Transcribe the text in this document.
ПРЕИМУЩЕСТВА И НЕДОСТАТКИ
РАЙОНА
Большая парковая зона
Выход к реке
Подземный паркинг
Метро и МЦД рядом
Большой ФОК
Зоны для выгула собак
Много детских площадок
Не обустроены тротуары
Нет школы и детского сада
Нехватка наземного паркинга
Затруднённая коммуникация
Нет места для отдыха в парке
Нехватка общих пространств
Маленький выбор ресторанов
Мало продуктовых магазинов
--*--
● Task objective:
Faithfully copy every entry, leaving nothing out.

● Solution to this exercise:
Transcribe the text in this document.
ПРЕИМУЩЕСТВА И НЕДОСТАТКИ
РАЙОНА
Большая парковая зона
Выход к реке
Подземный паркинг
Метро и МЦД рядом
Большой ФОК
Зоны для выгула собак
Много детских площадок
Не обустроены тротуары
Нет школы и детского сада
Нехватка наземного паркинга
Затруднённая коммуникация
Нет места для отдыха в парке
Нехватка общих пространств
Маленький выбор ресторанов
Мало продуктовых магазинов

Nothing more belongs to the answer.